• _PROVIDED TEXT_:
## START

Originally Posted by zboss View Post
Take the following solar panel:

Peak Power (+/- 5%) - Pmax 137 W
Rated Voltage - Vmp 24.0 V
Rated Current - Imp 5.7 A
Open Circuit Voltage - Voc 29.1 V
Short circuit Current - Isc 6 A

Let assume an MPPT genasun controller.

The panel spec show a rated current of 5.7 AMPS.

If my batteries require a charge of 14.8 volts peak what is the max amperage you can expect to see from the panel?

5.7 amps or 9.25 amps (137 watts / 14.8 volts)?
Although I agree with everyone about SOC of batteries, etc. I think that your key question is why your calculations show you that you will see more then the Imp of the panel.

I see you've labeled Imp as the rated current. I don't know where you got that, but Imp is the current for maximum power, not some sort of maximum current.

Have a look at this typical solar panel curve:

The maximum power point of the panel is reached when it's running at Vmp and Imp. However, the maximum current is actually at zero voltage (short circuit). For your panel, that's 6 Amps.

## END

• _PROBLEM TO SOLVE_: What comes next in the forum reply on solar panel current? Write the continuation that follows its last sentence.

[Stored dataset items]
## START

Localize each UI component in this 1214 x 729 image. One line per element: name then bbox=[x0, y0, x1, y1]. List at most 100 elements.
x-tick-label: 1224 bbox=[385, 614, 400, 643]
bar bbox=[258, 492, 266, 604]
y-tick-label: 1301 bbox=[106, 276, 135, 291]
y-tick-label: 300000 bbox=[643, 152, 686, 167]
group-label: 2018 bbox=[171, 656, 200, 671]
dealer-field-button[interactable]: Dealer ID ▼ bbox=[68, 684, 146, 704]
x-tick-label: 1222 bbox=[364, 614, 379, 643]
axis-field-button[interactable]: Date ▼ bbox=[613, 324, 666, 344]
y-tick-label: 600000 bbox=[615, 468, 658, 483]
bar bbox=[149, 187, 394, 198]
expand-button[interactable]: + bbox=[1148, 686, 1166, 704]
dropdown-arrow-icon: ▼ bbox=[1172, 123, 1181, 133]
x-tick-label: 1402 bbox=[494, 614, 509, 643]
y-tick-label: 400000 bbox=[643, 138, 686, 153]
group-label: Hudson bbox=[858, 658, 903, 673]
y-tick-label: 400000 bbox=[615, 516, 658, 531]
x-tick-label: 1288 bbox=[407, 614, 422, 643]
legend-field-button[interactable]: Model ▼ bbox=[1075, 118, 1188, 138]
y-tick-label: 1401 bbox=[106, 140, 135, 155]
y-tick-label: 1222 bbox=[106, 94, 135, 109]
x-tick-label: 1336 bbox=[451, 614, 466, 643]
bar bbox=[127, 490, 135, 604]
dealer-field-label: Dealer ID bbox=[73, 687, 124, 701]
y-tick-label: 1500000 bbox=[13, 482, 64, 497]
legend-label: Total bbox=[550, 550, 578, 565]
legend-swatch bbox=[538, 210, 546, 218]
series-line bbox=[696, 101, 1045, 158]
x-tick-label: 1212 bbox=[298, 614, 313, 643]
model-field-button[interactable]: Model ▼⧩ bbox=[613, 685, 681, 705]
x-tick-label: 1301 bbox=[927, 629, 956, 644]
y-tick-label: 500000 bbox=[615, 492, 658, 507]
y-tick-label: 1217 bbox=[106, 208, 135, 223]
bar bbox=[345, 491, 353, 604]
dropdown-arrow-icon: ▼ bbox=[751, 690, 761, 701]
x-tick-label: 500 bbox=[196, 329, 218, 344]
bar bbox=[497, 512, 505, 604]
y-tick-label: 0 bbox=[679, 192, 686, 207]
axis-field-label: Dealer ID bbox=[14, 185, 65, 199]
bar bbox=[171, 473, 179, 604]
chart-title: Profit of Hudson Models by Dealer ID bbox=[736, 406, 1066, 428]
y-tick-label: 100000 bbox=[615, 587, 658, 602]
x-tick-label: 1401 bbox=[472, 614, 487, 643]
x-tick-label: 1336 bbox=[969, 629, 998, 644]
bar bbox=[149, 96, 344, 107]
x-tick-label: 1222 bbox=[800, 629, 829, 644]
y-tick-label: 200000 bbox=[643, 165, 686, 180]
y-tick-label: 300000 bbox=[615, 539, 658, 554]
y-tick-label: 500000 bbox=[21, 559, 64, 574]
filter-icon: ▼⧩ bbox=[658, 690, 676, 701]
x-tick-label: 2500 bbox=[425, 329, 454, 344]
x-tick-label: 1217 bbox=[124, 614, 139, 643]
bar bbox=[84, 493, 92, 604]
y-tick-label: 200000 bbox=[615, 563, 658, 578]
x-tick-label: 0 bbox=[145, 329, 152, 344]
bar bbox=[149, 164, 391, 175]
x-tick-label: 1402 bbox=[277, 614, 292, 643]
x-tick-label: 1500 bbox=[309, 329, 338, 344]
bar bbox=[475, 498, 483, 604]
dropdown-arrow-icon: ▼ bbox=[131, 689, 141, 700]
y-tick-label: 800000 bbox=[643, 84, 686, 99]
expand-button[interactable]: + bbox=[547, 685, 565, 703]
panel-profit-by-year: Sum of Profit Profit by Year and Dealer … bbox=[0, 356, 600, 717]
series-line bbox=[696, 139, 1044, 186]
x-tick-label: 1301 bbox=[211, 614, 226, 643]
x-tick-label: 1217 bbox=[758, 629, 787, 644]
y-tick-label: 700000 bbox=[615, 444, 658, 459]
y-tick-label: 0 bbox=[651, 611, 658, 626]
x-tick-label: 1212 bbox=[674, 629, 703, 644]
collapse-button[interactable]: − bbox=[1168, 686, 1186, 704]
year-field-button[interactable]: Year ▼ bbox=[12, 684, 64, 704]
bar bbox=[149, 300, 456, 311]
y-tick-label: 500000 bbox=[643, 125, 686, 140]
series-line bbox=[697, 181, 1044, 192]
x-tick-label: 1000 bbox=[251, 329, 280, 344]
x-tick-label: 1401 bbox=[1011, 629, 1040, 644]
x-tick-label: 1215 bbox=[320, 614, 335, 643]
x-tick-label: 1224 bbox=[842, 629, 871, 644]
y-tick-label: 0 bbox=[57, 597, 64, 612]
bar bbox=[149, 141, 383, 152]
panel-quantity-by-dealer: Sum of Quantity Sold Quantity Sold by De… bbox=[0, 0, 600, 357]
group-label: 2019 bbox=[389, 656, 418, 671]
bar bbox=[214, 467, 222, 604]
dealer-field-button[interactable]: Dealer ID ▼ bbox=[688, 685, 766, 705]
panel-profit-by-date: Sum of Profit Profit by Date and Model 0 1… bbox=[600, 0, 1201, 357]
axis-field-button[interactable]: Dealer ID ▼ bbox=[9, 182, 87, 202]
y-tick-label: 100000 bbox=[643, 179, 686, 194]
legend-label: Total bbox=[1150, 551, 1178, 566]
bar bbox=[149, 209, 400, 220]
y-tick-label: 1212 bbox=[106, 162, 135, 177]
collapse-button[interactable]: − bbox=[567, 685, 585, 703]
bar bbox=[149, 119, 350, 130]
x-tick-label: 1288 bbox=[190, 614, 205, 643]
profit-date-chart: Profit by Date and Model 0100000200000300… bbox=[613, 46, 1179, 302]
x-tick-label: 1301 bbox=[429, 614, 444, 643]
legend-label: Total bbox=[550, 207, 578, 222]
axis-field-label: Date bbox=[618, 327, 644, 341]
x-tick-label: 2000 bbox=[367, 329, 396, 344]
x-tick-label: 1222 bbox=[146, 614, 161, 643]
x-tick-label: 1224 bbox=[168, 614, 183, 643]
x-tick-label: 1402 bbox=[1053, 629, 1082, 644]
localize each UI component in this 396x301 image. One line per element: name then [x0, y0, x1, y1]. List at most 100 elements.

## END
## START

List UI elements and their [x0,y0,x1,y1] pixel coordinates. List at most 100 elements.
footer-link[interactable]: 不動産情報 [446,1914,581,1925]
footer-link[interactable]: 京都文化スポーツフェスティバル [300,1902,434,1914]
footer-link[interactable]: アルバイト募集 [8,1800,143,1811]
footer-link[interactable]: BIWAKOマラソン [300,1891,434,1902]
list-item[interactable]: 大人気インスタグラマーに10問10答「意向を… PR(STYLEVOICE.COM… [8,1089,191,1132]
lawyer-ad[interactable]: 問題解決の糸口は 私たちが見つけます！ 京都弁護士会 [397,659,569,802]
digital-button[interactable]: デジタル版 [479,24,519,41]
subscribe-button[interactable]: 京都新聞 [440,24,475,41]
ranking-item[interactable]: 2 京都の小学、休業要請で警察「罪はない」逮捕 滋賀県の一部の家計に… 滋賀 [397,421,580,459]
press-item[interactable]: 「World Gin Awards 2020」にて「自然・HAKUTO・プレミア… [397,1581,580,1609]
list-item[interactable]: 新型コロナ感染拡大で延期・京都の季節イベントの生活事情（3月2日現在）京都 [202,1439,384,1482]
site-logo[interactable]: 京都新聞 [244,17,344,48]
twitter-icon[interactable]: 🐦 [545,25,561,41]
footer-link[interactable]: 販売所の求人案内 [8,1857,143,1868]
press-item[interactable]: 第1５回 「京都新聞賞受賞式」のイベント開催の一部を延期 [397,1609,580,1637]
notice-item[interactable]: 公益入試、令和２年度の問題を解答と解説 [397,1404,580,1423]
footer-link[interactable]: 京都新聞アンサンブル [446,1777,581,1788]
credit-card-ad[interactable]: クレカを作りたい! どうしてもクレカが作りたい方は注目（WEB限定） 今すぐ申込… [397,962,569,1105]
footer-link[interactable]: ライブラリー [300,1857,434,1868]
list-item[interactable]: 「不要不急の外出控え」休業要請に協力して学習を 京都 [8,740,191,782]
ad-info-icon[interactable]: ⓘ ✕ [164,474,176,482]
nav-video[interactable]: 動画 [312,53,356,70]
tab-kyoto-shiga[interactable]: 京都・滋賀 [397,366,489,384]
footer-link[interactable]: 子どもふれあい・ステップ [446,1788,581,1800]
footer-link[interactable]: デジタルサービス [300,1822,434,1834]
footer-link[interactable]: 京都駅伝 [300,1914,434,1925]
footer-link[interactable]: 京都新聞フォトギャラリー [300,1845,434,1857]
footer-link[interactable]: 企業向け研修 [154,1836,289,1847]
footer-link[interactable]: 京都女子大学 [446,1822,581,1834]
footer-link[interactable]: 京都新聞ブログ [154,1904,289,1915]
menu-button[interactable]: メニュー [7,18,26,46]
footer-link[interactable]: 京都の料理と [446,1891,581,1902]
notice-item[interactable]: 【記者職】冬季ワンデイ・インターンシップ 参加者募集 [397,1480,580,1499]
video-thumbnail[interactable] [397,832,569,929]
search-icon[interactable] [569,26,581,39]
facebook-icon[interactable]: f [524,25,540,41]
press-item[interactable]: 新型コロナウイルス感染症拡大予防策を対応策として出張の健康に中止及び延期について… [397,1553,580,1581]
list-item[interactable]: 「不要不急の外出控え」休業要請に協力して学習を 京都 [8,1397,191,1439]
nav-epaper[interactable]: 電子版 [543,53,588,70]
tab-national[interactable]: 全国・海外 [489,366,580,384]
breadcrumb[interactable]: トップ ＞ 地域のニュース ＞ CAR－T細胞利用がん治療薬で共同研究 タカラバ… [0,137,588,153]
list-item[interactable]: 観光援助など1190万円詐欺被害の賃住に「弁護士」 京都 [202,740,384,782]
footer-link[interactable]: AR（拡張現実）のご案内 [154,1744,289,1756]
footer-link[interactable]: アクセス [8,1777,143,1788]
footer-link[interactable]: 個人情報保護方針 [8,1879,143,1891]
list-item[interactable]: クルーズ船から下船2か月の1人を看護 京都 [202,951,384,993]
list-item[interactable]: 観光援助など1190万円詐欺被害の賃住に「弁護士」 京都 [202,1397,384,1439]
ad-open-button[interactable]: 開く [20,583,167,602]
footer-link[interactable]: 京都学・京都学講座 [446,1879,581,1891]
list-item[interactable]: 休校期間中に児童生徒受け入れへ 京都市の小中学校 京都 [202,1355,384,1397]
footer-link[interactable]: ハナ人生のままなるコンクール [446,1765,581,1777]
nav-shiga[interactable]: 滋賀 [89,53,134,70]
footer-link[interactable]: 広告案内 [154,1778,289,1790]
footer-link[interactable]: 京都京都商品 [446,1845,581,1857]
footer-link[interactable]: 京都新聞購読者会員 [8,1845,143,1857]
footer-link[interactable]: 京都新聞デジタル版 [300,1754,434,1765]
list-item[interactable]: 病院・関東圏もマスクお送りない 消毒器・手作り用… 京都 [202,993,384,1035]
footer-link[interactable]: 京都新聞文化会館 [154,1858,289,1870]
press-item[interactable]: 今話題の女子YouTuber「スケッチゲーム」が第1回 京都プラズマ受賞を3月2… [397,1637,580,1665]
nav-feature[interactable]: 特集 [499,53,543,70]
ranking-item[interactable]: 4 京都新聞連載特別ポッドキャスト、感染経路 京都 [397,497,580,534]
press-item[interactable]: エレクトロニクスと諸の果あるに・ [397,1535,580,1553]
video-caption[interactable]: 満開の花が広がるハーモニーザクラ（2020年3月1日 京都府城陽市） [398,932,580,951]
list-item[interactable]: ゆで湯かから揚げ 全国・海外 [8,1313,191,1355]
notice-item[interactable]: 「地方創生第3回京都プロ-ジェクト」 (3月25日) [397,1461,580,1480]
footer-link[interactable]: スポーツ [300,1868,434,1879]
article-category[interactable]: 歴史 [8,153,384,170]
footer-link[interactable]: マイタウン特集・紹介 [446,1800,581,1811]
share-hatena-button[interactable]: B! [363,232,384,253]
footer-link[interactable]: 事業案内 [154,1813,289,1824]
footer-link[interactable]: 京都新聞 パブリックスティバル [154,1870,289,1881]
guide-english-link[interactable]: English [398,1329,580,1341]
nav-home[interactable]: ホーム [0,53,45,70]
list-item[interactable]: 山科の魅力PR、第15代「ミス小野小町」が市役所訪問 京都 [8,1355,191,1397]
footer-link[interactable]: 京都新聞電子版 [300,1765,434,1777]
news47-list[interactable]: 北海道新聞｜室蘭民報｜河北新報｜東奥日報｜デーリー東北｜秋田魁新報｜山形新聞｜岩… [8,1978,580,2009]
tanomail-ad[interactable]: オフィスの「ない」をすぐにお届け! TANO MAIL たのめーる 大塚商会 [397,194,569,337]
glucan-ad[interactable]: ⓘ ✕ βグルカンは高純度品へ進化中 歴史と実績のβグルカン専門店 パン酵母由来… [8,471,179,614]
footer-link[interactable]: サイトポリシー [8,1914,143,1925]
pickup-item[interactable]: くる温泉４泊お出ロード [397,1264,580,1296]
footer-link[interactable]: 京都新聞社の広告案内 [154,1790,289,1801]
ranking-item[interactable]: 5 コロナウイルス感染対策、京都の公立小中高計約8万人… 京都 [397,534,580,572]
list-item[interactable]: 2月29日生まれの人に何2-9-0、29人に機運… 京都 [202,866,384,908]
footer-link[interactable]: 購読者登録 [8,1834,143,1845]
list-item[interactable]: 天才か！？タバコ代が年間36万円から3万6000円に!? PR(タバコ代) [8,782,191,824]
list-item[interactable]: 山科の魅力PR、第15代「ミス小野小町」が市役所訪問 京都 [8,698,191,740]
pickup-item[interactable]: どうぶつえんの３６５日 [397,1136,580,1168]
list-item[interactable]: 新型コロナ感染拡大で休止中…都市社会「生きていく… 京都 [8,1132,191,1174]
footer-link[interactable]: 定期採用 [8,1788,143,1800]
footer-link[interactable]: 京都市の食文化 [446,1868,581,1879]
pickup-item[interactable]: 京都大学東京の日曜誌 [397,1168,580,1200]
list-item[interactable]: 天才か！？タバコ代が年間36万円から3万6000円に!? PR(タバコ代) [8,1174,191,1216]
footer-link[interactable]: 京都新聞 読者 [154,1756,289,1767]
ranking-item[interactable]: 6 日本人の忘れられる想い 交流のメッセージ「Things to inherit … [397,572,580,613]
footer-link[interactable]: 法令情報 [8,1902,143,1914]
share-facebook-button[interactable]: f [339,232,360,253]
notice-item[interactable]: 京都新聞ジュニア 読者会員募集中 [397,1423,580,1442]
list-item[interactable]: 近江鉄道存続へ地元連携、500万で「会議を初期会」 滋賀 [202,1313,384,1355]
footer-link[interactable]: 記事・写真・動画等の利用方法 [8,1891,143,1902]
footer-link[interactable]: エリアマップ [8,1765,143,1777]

## END

• _EXERCISE ANSWER_:
A lot of people are telling you that you'll get twice the current at half the voltage (this is a 24V panel). This isn't true. As you drop the voltage, the current will max out at Isc, the short circuit current.

So if you hook the panel up directly to batteries that are at 12 V you'll only get 6x12 = 72W from it.

Now comes the magic of MPPT (as Ocean Planet so eloquently explained). Your MPPT will keep your panel at the max power point. Your panel will see 24V and will produce 5.7A.

The MPPT will then take that 137W worth of power and downconvert it to the 12V for your battery (that is all kinds of wrong technically, I'm sure, but it's the easiest way to think about it. The real answer has more to do with impedence, etc). So your batteries will get 137/12 = 11.4A from the panel which is getting 5.7A from the panel. This magic is possible because the power's the same on either side.

This is why MPPT controllers are really required if you're going to use high voltage panels. Otherwise, you throw away half the power.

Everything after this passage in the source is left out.